[Task to complete]
In the passage below about depression, what does the writer wish dealing with it were as simple as?

[Text block]
-- Opening Marker --

I understand not the ebb and flow. When the cloud of depression settles upon me in suffocating gloom and when it shifts, eases and floats slowly away.
I wish it were as simple as pressing a lever near the steering wheel, spritzing the washer fluid and watching the smudges and grime get swept away. But it isn't. I know my vision is obscured - that I see the world as scary and vindictive and desperately sad. I realize - even as I struggle to believe it - that what I perceive is not reality for anyone but me. I feel sick - the anger and unhappiness virulent. Contagious.
"Sometimes," I confessed to a colleague last week, "I yell at people because others yell at me and I need somewhere to put the anger. Because I'm so tired of it being my fault. Because it's so sad to know I'm failing and to have others not recognize their own flaws and failures. So I tell them."
"Katie," he sighed and I hung my head after nodding.

-- Closing Marker --

[Data]
-- Opening Marker --

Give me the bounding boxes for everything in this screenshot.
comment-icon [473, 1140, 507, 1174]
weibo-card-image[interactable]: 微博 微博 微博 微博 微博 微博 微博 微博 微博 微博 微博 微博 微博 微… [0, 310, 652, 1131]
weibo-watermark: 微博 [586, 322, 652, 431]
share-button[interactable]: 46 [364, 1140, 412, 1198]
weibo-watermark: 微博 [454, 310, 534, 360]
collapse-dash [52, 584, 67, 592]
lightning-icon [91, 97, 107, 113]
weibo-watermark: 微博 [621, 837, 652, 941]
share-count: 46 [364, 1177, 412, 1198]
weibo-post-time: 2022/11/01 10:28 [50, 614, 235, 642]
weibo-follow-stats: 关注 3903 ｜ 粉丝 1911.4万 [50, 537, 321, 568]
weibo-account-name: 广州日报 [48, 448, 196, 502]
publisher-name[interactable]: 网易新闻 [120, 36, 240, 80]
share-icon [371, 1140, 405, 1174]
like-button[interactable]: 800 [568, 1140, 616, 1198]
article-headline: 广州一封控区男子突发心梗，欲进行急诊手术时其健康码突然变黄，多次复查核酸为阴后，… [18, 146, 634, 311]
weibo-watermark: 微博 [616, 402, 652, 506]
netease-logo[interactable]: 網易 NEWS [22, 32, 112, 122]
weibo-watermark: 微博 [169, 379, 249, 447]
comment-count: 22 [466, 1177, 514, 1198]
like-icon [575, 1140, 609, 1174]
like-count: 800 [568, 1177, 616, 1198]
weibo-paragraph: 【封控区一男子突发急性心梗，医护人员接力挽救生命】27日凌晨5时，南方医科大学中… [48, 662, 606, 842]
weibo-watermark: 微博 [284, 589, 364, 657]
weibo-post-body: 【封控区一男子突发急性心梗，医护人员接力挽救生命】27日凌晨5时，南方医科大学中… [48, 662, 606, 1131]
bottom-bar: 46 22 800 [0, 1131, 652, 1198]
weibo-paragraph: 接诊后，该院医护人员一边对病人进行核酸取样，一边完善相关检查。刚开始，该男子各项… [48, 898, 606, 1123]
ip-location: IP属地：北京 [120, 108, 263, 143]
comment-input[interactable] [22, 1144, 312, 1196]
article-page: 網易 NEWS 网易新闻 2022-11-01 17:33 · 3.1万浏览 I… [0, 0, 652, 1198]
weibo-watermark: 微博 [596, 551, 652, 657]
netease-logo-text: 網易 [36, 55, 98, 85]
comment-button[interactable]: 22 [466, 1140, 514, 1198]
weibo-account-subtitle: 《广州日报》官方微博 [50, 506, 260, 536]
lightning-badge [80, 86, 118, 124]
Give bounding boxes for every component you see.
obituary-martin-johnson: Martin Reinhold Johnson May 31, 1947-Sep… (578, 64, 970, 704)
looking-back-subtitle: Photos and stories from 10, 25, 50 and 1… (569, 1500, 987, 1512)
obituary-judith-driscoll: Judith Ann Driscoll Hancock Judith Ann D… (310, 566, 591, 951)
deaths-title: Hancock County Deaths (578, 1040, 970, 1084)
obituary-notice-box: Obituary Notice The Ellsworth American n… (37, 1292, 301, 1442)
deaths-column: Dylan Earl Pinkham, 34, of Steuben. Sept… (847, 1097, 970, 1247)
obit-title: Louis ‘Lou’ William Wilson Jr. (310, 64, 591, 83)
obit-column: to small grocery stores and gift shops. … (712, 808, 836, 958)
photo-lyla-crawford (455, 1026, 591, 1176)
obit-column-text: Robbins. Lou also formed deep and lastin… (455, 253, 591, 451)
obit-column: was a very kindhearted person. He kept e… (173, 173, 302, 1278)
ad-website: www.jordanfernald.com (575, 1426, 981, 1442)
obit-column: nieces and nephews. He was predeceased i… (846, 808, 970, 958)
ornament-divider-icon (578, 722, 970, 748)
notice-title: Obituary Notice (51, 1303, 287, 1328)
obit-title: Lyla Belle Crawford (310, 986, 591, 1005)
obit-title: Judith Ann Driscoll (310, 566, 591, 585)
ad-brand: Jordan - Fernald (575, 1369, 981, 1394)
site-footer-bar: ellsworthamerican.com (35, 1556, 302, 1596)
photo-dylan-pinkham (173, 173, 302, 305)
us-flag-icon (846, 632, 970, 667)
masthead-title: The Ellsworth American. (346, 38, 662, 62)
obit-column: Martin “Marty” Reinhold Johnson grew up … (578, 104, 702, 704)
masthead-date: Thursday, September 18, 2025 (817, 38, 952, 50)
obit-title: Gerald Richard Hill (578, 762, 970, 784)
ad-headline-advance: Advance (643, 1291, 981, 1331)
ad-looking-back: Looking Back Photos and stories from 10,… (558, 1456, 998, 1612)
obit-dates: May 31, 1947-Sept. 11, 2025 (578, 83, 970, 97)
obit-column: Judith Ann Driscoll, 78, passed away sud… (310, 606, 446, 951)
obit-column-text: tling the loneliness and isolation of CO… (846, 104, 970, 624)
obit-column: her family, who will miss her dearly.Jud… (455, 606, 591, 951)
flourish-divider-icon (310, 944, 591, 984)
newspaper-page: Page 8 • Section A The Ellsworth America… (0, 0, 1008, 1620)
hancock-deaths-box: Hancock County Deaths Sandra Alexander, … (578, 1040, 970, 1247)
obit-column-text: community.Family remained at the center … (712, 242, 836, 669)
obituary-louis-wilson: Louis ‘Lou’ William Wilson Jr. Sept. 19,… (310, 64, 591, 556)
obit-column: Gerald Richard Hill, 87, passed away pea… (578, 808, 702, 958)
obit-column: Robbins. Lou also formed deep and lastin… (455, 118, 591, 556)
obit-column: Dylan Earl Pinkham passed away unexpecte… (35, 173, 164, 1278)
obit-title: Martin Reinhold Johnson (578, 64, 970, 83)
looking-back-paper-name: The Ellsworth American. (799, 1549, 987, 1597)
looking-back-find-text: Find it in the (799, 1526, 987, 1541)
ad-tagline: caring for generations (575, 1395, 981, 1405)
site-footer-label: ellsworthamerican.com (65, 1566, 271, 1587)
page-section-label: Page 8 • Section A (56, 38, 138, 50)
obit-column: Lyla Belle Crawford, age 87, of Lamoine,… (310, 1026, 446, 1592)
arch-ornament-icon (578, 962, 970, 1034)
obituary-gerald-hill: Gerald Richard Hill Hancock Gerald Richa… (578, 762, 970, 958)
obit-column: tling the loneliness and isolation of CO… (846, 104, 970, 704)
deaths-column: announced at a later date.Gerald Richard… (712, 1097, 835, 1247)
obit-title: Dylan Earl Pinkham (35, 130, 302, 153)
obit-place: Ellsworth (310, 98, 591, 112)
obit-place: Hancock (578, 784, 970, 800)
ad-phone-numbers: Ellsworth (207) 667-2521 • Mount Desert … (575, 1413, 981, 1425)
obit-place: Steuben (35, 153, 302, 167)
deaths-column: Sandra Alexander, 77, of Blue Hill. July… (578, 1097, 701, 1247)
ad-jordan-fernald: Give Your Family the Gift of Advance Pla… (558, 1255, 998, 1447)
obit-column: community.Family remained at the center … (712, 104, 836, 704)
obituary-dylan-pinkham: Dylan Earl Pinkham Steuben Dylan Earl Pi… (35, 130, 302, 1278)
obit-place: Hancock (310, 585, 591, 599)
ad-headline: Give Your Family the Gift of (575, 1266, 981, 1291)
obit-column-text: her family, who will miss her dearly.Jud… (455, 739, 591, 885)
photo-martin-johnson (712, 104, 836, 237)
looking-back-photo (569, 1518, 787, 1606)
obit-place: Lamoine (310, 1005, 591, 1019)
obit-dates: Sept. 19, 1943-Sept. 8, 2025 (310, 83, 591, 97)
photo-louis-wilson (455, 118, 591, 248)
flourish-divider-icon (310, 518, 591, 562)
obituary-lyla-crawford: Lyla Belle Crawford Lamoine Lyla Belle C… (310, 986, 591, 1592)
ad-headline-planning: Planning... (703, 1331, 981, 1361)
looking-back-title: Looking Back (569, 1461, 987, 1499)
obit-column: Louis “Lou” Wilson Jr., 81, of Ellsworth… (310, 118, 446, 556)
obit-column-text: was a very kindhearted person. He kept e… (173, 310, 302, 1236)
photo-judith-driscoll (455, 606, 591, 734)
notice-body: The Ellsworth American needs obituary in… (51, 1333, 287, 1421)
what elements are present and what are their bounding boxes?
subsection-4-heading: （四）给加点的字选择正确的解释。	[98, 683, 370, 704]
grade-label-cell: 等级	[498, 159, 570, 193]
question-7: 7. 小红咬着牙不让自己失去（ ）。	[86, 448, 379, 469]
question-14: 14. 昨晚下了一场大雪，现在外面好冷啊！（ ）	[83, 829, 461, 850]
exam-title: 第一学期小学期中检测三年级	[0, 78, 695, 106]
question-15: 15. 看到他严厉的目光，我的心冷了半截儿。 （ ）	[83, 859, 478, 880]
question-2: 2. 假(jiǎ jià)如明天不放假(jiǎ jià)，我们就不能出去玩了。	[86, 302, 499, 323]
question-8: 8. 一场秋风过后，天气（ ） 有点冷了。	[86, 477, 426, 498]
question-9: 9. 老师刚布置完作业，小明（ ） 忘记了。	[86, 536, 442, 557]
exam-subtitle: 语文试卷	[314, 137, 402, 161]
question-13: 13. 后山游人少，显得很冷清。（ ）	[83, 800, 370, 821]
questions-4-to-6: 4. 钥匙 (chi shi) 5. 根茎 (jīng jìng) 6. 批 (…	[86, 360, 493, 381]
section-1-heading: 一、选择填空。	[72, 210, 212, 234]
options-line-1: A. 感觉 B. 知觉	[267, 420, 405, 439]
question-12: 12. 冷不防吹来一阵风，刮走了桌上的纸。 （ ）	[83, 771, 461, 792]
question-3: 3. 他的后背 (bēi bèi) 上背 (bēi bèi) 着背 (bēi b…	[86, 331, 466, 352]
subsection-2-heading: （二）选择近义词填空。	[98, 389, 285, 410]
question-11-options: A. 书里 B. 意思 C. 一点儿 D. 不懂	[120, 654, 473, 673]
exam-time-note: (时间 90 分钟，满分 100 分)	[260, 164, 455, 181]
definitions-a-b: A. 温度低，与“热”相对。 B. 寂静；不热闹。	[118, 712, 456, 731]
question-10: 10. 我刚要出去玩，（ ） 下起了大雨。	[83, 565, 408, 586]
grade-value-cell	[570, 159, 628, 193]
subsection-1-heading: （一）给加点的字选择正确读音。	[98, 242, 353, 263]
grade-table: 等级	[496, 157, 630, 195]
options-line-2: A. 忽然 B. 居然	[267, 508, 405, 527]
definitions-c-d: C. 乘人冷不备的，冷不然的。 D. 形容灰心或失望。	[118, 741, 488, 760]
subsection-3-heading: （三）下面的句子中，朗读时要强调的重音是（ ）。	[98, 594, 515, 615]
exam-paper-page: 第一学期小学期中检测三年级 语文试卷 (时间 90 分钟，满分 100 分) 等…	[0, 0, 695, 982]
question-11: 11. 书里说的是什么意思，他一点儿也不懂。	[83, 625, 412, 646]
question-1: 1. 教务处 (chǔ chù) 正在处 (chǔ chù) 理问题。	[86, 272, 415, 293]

-- Closing Marker --

[Result for this exercise]
Pressing a lever near the steering wheel, spritzing the washer fluid and watching the smudges and grime get swept away.